─── Items ───
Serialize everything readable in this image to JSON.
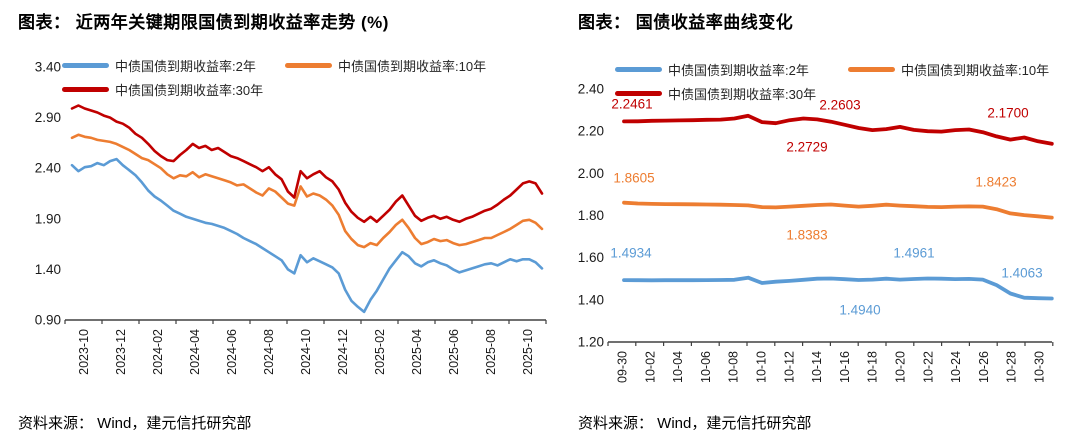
{
  "colors": {
    "blue": "#5B9BD5",
    "orange": "#ED7D31",
    "red": "#C00000",
    "axis": "#404040",
    "tick_text": "#1a1a1a"
  },
  "chart_data": [
    {
      "type": "line",
      "title": "图表： 近两年关键期限国债到期收益率走势 (%)",
      "source": "资料来源： Wind，建元信托研究部",
      "grid": false,
      "legend_position": "top-left, two rows",
      "ylim": [
        0.9,
        3.4
      ],
      "y_ticks": [
        "3.40",
        "2.90",
        "2.40",
        "1.90",
        "1.40",
        "0.90"
      ],
      "x_ticks": [
        "2023-10",
        "2023-12",
        "2024-02",
        "2024-04",
        "2024-06",
        "2024-08",
        "2024-10",
        "2024-12",
        "2025-02",
        "2025-04",
        "2025-06",
        "2025-08",
        "2025-10"
      ],
      "x_unit": "three samples per month, 2023-10 through 2025-10",
      "series": [
        {
          "name": "中债国债到期收益率:2年",
          "color": "#5B9BD5",
          "values": [
            2.43,
            2.37,
            2.41,
            2.42,
            2.45,
            2.43,
            2.47,
            2.49,
            2.43,
            2.38,
            2.33,
            2.26,
            2.18,
            2.12,
            2.08,
            2.03,
            1.98,
            1.95,
            1.92,
            1.9,
            1.88,
            1.86,
            1.85,
            1.83,
            1.81,
            1.78,
            1.75,
            1.71,
            1.68,
            1.65,
            1.61,
            1.57,
            1.53,
            1.49,
            1.4,
            1.36,
            1.54,
            1.47,
            1.51,
            1.48,
            1.45,
            1.42,
            1.36,
            1.2,
            1.09,
            1.03,
            0.98,
            1.1,
            1.19,
            1.3,
            1.41,
            1.49,
            1.57,
            1.53,
            1.46,
            1.43,
            1.47,
            1.49,
            1.46,
            1.44,
            1.4,
            1.37,
            1.39,
            1.41,
            1.43,
            1.45,
            1.46,
            1.44,
            1.47,
            1.5,
            1.48,
            1.5,
            1.5,
            1.47,
            1.41
          ]
        },
        {
          "name": "中债国债到期收益率:10年",
          "color": "#ED7D31",
          "values": [
            2.7,
            2.73,
            2.71,
            2.7,
            2.68,
            2.67,
            2.66,
            2.64,
            2.61,
            2.58,
            2.54,
            2.5,
            2.48,
            2.44,
            2.4,
            2.34,
            2.3,
            2.33,
            2.32,
            2.36,
            2.31,
            2.34,
            2.32,
            2.3,
            2.28,
            2.26,
            2.23,
            2.24,
            2.2,
            2.16,
            2.13,
            2.2,
            2.17,
            2.11,
            2.05,
            2.03,
            2.22,
            2.12,
            2.15,
            2.13,
            2.09,
            2.03,
            1.94,
            1.78,
            1.7,
            1.64,
            1.62,
            1.66,
            1.64,
            1.71,
            1.77,
            1.84,
            1.89,
            1.81,
            1.71,
            1.65,
            1.67,
            1.7,
            1.68,
            1.69,
            1.66,
            1.64,
            1.65,
            1.67,
            1.69,
            1.71,
            1.71,
            1.74,
            1.77,
            1.8,
            1.84,
            1.88,
            1.89,
            1.86,
            1.8
          ]
        },
        {
          "name": "中债国债到期收益率:30年",
          "color": "#C00000",
          "values": [
            2.99,
            3.02,
            2.99,
            2.97,
            2.95,
            2.92,
            2.9,
            2.86,
            2.84,
            2.8,
            2.74,
            2.7,
            2.64,
            2.57,
            2.52,
            2.48,
            2.47,
            2.53,
            2.58,
            2.64,
            2.6,
            2.62,
            2.58,
            2.6,
            2.56,
            2.52,
            2.5,
            2.47,
            2.44,
            2.41,
            2.37,
            2.41,
            2.34,
            2.29,
            2.17,
            2.11,
            2.37,
            2.3,
            2.34,
            2.37,
            2.31,
            2.27,
            2.19,
            2.06,
            1.97,
            1.91,
            1.87,
            1.92,
            1.87,
            1.93,
            1.99,
            2.07,
            2.13,
            2.03,
            1.93,
            1.88,
            1.91,
            1.93,
            1.9,
            1.92,
            1.89,
            1.87,
            1.9,
            1.92,
            1.95,
            1.98,
            2.0,
            2.04,
            2.09,
            2.13,
            2.19,
            2.25,
            2.27,
            2.25,
            2.15
          ]
        }
      ]
    },
    {
      "type": "line",
      "title": "图表： 国债收益率曲线变化",
      "source": "资料来源： Wind，建元信托研究部",
      "grid": false,
      "legend_position": "top-left, two rows",
      "ylim": [
        1.2,
        2.4
      ],
      "y_ticks": [
        "2.40",
        "2.20",
        "2.00",
        "1.80",
        "1.60",
        "1.40",
        "1.20"
      ],
      "x_ticks": [
        "09-30",
        "10-02",
        "10-04",
        "10-06",
        "10-08",
        "10-10",
        "10-12",
        "10-14",
        "10-16",
        "10-18",
        "10-20",
        "10-22",
        "10-24",
        "10-26",
        "10-28",
        "10-30"
      ],
      "x_unit": "daily, 09-30 through 10-31",
      "series": [
        {
          "name": "中债国债到期收益率:2年",
          "color": "#5B9BD5",
          "values": [
            1.4934,
            1.493,
            1.4928,
            1.493,
            1.4932,
            1.493,
            1.4935,
            1.494,
            1.495,
            1.505,
            1.48,
            1.486,
            1.49,
            1.495,
            1.5,
            1.501,
            1.498,
            1.494,
            1.496,
            1.5,
            1.4961,
            1.499,
            1.501,
            1.5,
            1.4985,
            1.4995,
            1.496,
            1.47,
            1.43,
            1.41,
            1.4075,
            1.4063
          ]
        },
        {
          "name": "中债国债到期收益率:10年",
          "color": "#ED7D31",
          "values": [
            1.8605,
            1.857,
            1.855,
            1.854,
            1.8535,
            1.853,
            1.852,
            1.851,
            1.85,
            1.848,
            1.84,
            1.8383,
            1.842,
            1.846,
            1.85,
            1.852,
            1.847,
            1.842,
            1.846,
            1.851,
            1.847,
            1.844,
            1.841,
            1.84,
            1.842,
            1.843,
            1.8423,
            1.83,
            1.81,
            1.802,
            1.796,
            1.79
          ]
        },
        {
          "name": "中债国债到期收益率:30年",
          "color": "#C00000",
          "values": [
            2.2461,
            2.247,
            2.249,
            2.25,
            2.251,
            2.252,
            2.254,
            2.255,
            2.26,
            2.2729,
            2.243,
            2.238,
            2.252,
            2.2603,
            2.256,
            2.245,
            2.23,
            2.215,
            2.205,
            2.21,
            2.22,
            2.206,
            2.2,
            2.198,
            2.205,
            2.208,
            2.195,
            2.175,
            2.16,
            2.17,
            2.152,
            2.14
          ]
        }
      ],
      "annotations": [
        {
          "text": "2.2461",
          "series": "30年"
        },
        {
          "text": "2.2729",
          "series": "30年"
        },
        {
          "text": "2.2603",
          "series": "30年"
        },
        {
          "text": "2.1700",
          "series": "30年"
        },
        {
          "text": "1.8605",
          "series": "10年"
        },
        {
          "text": "1.8383",
          "series": "10年"
        },
        {
          "text": "1.8423",
          "series": "10年"
        },
        {
          "text": "1.4934",
          "series": "2年"
        },
        {
          "text": "1.4961",
          "series": "2年"
        },
        {
          "text": "1.4940",
          "series": "2年"
        },
        {
          "text": "1.4063",
          "series": "2年"
        }
      ]
    }
  ]
}
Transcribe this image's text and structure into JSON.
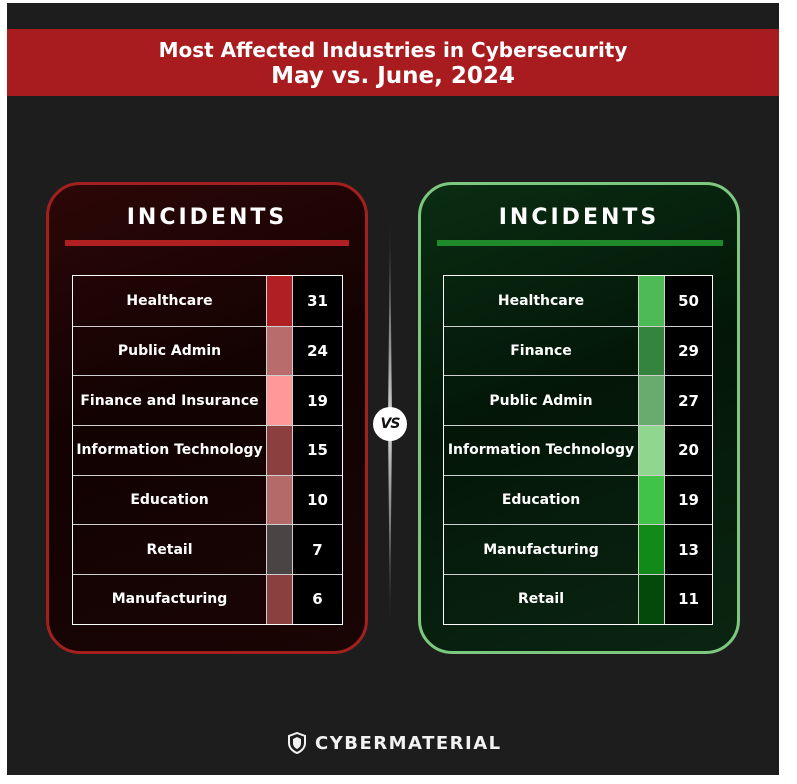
{
  "header": {
    "title_line1": "Most Affected Industries in Cybersecurity",
    "title_line2": "May vs. June, 2024"
  },
  "vs_label": "VS",
  "brand": {
    "name": "CYBERMATERIAL",
    "icon": "shield-icon"
  },
  "chart_data": [
    {
      "type": "table",
      "title": "INCIDENTS",
      "accent_color": "#a3201f",
      "categories": [
        "Healthcare",
        "Public Admin",
        "Finance and Insurance",
        "Information Technology",
        "Education",
        "Retail",
        "Manufacturing"
      ],
      "values": [
        31,
        24,
        19,
        15,
        10,
        7,
        6
      ],
      "swatch_colors": [
        "#b01f22",
        "#b96c6c",
        "#ff9999",
        "#8b3f3f",
        "#b56a6a",
        "#4a4444",
        "#8b4040"
      ]
    },
    {
      "type": "table",
      "title": "INCIDENTS",
      "accent_color": "#7cc87e",
      "categories": [
        "Healthcare",
        "Finance",
        "Public Admin",
        "Information Technology",
        "Education",
        "Manufacturing",
        "Retail"
      ],
      "values": [
        50,
        29,
        27,
        20,
        19,
        13,
        11
      ],
      "swatch_colors": [
        "#4cbb55",
        "#34843d",
        "#69ab6e",
        "#8fd68f",
        "#3fc447",
        "#118a1a",
        "#034a0a"
      ]
    }
  ]
}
───
**Set task**
Retype exactly, please, the span from the line holding "Transcribe this image's" through the closing line of the data, both ends included, without the pictures.

**Result of this task**
Transcribe this image's text and structure into JSON.
{
  "header": {
    "title_line1": "Most Affected Industries in Cybersecurity",
    "title_line2": "May vs. June, 2024"
  },
  "vs_label": "VS",
  "brand": {
    "name": "CYBERMATERIAL",
    "icon": "shield-icon"
  },
  "chart_data": [
    {
      "type": "table",
      "title": "INCIDENTS",
      "accent_color": "#a3201f",
      "categories": [
        "Healthcare",
        "Public Admin",
        "Finance and Insurance",
        "Information Technology",
        "Education",
        "Retail",
        "Manufacturing"
      ],
      "values": [
        31,
        24,
        19,
        15,
        10,
        7,
        6
      ],
      "swatch_colors": [
        "#b01f22",
        "#b96c6c",
        "#ff9999",
        "#8b3f3f",
        "#b56a6a",
        "#4a4444",
        "#8b4040"
      ]
    },
    {
      "type": "table",
      "title": "INCIDENTS",
      "accent_color": "#7cc87e",
      "categories": [
        "Healthcare",
        "Finance",
        "Public Admin",
        "Information Technology",
        "Education",
        "Manufacturing",
        "Retail"
      ],
      "values": [
        50,
        29,
        27,
        20,
        19,
        13,
        11
      ],
      "swatch_colors": [
        "#4cbb55",
        "#34843d",
        "#69ab6e",
        "#8fd68f",
        "#3fc447",
        "#118a1a",
        "#034a0a"
      ]
    }
  ]
}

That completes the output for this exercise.